Identify the lines that include the word "kabi", then copy all of them.

(Collected data)
····················

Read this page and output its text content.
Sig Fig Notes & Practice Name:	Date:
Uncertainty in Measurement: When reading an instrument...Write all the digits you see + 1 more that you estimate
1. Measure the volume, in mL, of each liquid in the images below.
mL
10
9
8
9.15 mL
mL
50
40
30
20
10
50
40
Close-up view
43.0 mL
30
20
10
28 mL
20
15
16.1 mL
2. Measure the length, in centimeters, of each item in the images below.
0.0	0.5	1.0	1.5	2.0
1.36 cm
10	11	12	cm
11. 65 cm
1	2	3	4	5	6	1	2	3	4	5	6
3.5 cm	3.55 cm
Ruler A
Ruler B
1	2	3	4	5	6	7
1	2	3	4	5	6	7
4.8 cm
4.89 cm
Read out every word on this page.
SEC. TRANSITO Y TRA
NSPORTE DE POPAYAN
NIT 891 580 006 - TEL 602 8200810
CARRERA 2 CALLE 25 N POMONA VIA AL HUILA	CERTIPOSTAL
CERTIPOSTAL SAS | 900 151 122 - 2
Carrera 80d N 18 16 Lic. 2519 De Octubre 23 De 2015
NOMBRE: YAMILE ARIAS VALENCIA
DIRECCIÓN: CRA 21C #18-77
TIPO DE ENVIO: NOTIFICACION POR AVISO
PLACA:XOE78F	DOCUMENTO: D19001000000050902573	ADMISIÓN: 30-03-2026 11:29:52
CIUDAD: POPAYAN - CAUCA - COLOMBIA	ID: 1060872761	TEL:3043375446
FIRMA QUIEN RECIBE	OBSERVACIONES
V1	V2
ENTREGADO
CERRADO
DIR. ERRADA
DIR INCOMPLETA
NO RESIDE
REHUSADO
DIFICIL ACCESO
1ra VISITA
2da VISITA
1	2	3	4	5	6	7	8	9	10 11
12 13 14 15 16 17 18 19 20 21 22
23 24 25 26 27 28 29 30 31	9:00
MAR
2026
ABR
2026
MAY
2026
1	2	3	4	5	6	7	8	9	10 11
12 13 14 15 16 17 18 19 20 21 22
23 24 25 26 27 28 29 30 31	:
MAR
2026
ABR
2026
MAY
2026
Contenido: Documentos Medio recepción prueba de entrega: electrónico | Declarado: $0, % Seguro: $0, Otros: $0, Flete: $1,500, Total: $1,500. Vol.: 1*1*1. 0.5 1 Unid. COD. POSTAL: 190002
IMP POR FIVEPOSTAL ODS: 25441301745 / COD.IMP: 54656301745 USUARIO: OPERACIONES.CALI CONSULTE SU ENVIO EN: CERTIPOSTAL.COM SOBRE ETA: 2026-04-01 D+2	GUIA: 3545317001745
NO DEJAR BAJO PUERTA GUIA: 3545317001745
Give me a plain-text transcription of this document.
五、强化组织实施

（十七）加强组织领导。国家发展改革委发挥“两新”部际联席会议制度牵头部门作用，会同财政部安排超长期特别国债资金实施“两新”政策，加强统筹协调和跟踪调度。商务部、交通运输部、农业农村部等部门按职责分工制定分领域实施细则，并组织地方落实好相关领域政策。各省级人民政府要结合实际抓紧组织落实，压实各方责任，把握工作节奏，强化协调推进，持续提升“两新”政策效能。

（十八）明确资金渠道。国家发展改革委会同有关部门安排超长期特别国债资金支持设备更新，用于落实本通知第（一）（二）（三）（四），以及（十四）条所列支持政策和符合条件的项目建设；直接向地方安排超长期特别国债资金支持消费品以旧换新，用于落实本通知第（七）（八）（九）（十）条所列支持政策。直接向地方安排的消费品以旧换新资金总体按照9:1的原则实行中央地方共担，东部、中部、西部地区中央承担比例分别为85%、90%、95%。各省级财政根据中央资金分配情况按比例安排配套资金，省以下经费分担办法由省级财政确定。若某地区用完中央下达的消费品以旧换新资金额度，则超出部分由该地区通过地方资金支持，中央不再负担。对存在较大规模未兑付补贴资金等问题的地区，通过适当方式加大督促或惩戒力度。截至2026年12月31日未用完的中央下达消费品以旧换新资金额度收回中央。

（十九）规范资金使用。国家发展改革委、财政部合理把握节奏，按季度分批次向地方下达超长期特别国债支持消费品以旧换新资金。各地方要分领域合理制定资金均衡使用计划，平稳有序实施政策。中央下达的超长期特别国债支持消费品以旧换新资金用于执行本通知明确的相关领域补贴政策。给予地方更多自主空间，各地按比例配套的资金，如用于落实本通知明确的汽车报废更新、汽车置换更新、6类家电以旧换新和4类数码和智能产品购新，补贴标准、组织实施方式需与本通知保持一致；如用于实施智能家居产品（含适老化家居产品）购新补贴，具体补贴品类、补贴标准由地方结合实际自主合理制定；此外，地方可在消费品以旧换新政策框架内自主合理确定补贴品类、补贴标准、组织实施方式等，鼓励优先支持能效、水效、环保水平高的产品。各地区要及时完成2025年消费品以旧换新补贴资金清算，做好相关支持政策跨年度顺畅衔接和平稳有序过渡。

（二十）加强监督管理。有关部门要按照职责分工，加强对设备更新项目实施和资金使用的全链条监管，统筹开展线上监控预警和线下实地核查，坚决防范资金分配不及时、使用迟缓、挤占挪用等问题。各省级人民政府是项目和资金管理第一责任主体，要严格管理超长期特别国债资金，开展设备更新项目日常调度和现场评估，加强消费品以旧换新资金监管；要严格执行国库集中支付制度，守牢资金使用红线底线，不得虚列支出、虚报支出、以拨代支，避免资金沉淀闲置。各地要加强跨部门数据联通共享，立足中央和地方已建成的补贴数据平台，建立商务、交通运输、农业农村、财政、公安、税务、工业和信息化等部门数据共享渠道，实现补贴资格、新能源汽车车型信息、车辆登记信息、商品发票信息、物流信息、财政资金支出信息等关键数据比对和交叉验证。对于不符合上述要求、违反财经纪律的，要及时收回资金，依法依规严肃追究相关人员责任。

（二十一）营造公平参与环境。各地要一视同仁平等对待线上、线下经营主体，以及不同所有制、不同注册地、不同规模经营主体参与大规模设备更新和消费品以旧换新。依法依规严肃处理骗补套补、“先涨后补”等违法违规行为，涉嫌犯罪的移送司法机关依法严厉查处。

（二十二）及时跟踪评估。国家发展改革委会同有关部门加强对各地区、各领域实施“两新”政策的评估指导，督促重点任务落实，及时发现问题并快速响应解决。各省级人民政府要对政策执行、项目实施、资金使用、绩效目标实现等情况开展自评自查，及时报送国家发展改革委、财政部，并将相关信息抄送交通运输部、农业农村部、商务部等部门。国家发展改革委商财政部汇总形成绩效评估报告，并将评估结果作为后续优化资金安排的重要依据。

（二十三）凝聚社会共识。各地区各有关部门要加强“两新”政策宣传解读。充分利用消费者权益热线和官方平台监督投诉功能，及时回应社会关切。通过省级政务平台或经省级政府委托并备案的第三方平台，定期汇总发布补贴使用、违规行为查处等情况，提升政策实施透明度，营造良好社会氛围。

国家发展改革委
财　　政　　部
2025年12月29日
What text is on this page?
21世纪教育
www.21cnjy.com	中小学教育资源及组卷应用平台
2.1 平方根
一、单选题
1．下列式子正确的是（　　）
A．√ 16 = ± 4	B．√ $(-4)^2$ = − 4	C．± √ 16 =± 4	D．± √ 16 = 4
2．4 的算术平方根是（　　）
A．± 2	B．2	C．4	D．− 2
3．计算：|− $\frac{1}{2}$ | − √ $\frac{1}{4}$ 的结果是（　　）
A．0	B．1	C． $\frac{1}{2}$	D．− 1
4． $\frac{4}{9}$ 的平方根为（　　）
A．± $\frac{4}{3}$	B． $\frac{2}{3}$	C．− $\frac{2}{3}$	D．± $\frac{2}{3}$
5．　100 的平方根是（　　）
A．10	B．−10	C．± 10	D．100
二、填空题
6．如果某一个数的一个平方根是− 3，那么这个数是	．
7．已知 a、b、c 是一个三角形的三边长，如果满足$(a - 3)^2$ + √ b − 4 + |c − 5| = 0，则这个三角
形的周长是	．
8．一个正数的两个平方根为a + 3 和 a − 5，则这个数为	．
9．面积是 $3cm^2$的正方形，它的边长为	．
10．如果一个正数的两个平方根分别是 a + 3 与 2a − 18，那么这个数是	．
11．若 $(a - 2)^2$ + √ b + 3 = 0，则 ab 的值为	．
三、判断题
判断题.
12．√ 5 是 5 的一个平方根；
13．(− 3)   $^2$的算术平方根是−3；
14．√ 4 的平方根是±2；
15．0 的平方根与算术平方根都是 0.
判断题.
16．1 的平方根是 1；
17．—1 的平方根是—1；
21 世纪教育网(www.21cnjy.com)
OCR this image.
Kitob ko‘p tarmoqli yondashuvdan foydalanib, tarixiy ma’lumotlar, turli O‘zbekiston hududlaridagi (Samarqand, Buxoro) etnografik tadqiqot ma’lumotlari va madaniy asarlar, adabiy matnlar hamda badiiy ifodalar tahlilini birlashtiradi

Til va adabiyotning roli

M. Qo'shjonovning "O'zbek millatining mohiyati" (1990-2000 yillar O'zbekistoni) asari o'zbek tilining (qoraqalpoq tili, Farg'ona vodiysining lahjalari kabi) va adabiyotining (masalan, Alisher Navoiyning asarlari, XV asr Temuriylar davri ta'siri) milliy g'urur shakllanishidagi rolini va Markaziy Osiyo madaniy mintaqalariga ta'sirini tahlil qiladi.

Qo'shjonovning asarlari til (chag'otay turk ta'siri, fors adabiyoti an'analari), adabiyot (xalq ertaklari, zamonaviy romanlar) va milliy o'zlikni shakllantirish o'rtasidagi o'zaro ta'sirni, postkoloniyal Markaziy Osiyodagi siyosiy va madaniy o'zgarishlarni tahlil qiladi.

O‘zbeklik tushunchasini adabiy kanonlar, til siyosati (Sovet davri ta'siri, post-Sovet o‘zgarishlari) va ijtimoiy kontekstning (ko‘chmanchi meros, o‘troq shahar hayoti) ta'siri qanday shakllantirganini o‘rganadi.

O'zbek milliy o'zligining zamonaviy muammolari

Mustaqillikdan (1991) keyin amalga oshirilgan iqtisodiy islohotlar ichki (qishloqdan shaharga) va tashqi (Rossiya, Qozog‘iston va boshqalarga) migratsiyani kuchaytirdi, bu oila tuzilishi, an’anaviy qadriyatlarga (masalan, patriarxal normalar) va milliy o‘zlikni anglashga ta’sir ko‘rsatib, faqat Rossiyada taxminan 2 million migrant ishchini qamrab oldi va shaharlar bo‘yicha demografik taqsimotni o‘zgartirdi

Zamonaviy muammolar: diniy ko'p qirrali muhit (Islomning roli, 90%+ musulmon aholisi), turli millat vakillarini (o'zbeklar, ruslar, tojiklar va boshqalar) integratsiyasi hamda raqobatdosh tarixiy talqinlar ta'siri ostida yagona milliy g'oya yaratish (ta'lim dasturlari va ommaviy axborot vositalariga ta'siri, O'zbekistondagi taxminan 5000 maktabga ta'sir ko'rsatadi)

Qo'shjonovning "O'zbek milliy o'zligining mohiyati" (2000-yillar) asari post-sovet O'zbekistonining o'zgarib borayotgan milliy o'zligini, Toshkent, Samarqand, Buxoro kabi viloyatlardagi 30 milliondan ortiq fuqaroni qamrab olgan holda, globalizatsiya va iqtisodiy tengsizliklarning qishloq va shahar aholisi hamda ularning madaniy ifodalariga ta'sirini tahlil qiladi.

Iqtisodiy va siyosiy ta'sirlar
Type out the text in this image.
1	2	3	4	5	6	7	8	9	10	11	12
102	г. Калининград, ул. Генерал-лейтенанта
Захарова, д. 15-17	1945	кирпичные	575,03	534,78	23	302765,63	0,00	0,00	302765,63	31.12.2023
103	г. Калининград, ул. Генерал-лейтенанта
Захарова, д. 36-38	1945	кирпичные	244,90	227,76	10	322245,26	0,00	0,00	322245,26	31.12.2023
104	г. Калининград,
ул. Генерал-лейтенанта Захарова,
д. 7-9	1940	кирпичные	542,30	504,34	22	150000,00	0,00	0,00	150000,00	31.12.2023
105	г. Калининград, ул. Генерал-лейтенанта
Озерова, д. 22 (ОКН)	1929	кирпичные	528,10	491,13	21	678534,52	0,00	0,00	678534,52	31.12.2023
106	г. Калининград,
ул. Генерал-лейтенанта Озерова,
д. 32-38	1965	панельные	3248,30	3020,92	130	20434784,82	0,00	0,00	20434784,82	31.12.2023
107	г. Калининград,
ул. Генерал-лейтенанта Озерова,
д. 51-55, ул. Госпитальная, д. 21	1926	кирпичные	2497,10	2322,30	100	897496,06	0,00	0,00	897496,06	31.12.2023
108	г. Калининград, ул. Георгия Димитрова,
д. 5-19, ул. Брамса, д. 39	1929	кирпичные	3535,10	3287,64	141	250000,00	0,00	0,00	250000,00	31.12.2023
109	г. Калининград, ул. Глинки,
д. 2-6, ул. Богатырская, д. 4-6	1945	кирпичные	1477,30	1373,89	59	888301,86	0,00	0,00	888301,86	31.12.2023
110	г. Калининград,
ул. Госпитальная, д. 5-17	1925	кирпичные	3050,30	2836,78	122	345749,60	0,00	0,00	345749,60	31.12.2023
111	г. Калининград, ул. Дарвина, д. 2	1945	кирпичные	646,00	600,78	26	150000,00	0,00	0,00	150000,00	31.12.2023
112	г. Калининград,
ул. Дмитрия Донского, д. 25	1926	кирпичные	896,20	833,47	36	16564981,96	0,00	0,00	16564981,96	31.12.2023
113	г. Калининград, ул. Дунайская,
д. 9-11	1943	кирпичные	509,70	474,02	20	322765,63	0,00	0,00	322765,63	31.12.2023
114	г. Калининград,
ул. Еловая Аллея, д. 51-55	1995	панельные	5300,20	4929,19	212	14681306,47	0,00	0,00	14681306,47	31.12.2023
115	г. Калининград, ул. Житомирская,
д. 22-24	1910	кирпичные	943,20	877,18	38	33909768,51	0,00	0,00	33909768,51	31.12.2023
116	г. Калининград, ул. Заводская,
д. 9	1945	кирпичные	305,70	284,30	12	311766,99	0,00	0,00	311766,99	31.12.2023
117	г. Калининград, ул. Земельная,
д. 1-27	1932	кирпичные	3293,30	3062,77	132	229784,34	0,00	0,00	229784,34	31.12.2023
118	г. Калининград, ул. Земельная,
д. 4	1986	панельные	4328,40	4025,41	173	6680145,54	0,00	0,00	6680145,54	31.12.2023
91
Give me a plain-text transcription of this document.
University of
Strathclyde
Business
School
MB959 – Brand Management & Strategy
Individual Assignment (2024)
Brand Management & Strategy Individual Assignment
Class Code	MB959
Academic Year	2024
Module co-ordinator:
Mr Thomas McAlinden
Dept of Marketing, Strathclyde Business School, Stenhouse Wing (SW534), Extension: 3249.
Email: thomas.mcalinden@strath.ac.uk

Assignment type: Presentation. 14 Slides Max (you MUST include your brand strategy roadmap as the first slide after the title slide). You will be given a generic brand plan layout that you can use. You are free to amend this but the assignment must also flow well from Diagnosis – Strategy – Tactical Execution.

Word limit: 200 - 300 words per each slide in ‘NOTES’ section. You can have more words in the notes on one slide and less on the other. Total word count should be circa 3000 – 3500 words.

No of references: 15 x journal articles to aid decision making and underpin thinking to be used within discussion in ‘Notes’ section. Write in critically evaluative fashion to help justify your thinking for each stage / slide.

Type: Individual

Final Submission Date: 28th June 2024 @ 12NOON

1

····················

Response to the task.
M. Qo'shjonovning "O'zbek millatining mohiyati" (1990-2000 yillar O'zbekistoni) asari o'zbek tilining (qoraqalpoq tili, Farg'ona vodiysining lahjalari kabi) va adabiyotining (masalan, Alisher Navoiyning asarlari, XV asr Temuriylar davri ta'siri) milliy g'urur shakllanishidagi rolini va Markaziy Osiyo madaniy mintaqalariga ta'sirini tahlil qiladi.
Qo'shjonovning "O'zbek milliy o'zligining mohiyati" (2000-yillar) asari post-sovet O'zbekistonining o'zgarib borayotgan milliy o'zligini, Toshkent, Samarqand, Buxoro kabi viloyatlardagi 30 milliondan ortiq fuqaroni qamrab olgan holda, globalizatsiya va iqtisodiy tengsizliklarning qishloq va shahar aholisi hamda ularning madaniy ifodalariga ta'sirini tahlil qiladi.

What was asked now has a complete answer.